TASK INSTRUCTIONS:
Reproduce the data exactly and drop any pictures it holds.

· · · · · · ·

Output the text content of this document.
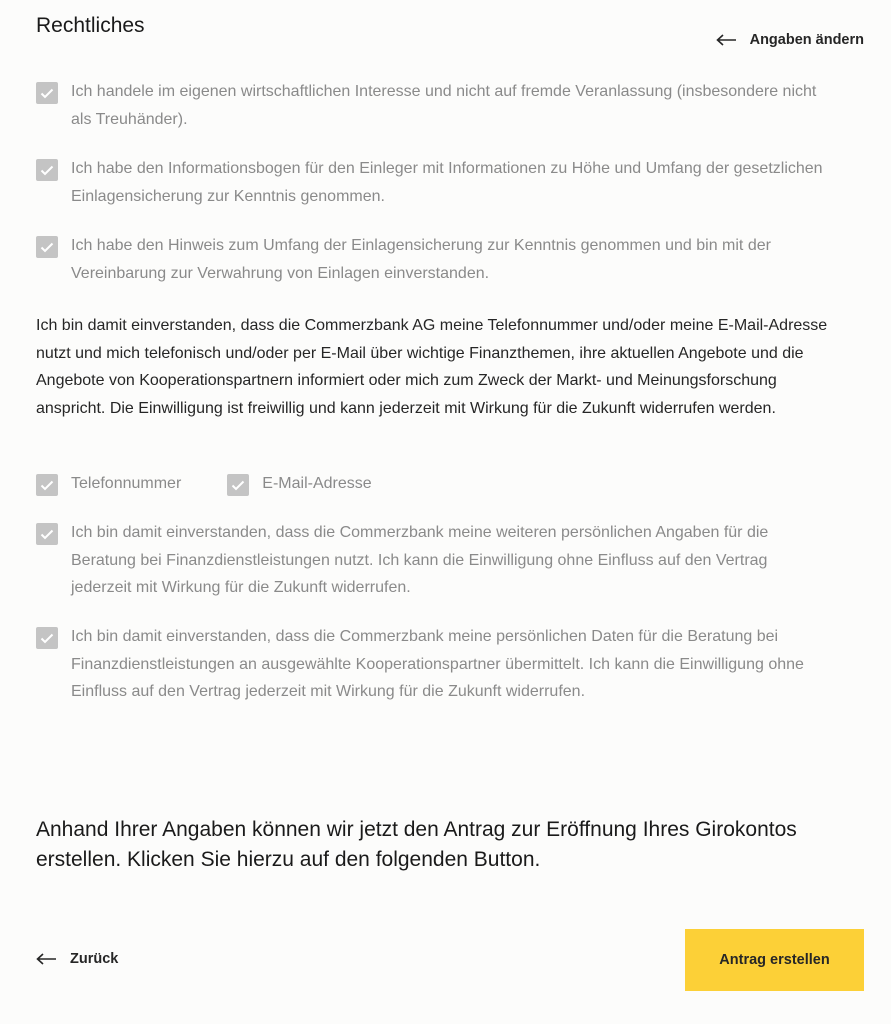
Rechtliches
Angaben ändern
Ich handele im eigenen wirtschaftlichen Interesse und nicht auf fremde Veranlassung (insbesondere nicht als Treuhänder).
Ich habe den Informationsbogen für den Einleger mit Informationen zu Höhe und Umfang der gesetzlichen Einlagensicherung zur Kenntnis genommen.
Ich habe den Hinweis zum Umfang der Einlagensicherung zur Kenntnis genommen und bin mit der Vereinbarung zur Verwahrung von Einlagen einverstanden.

Ich bin damit einverstanden, dass die Commerzbank AG meine Telefonnummer und/oder meine E-Mail-Adresse nutzt und mich telefonisch und/oder per E-Mail über wichtige Finanzthemen, ihre aktuellen Angebote und die Angebote von Kooperationspartnern informiert oder mich zum Zweck der Markt- und Meinungsforschung anspricht. Die Einwilligung ist freiwillig und kann jederzeit mit Wirkung für die Zukunft widerrufen werden.

Telefonnummer	E-Mail-Adresse
Ich bin damit einverstanden, dass die Commerzbank meine weiteren persönlichen Angaben für die Beratung bei Finanzdienstleistungen nutzt. Ich kann die Einwilligung ohne Einfluss auf den Vertrag jederzeit mit Wirkung für die Zukunft widerrufen.
Ich bin damit einverstanden, dass die Commerzbank meine persönlichen Daten für die Beratung bei Finanzdienstleistungen an ausgewählte Kooperationspartner übermittelt. Ich kann die Einwilligung ohne Einfluss auf den Vertrag jederzeit mit Wirkung für die Zukunft widerrufen.

Anhand Ihrer Angaben können wir jetzt den Antrag zur Eröffnung Ihres Girokontos erstellen. Klicken Sie hierzu auf den folgenden Button.

Zurück	Antrag erstellen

· · · · · · ·

ANSWER TO THIS PROBLEM:
Output the text content of this document.
Rechtliches
Angaben ändern
Ich handele im eigenen wirtschaftlichen Interesse und nicht auf fremde Veranlassung (insbesondere nicht als Treuhänder).
Ich habe den Informationsbogen für den Einleger mit Informationen zu Höhe und Umfang der gesetzlichen Einlagensicherung zur Kenntnis genommen.
Ich habe den Hinweis zum Umfang der Einlagensicherung zur Kenntnis genommen und bin mit der Vereinbarung zur Verwahrung von Einlagen einverstanden.

Ich bin damit einverstanden, dass die Commerzbank AG meine Telefonnummer und/oder meine E-Mail-Adresse nutzt und mich telefonisch und/oder per E-Mail über wichtige Finanzthemen, ihre aktuellen Angebote und die Angebote von Kooperationspartnern informiert oder mich zum Zweck der Markt- und Meinungsforschung anspricht. Die Einwilligung ist freiwillig und kann jederzeit mit Wirkung für die Zukunft widerrufen werden.

Telefonnummer	E-Mail-Adresse
Ich bin damit einverstanden, dass die Commerzbank meine weiteren persönlichen Angaben für die Beratung bei Finanzdienstleistungen nutzt. Ich kann die Einwilligung ohne Einfluss auf den Vertrag jederzeit mit Wirkung für die Zukunft widerrufen.
Ich bin damit einverstanden, dass die Commerzbank meine persönlichen Daten für die Beratung bei Finanzdienstleistungen an ausgewählte Kooperationspartner übermittelt. Ich kann die Einwilligung ohne Einfluss auf den Vertrag jederzeit mit Wirkung für die Zukunft widerrufen.

Anhand Ihrer Angaben können wir jetzt den Antrag zur Eröffnung Ihres Girokontos erstellen. Klicken Sie hierzu auf den folgenden Button.

Zurück	Antrag erstellen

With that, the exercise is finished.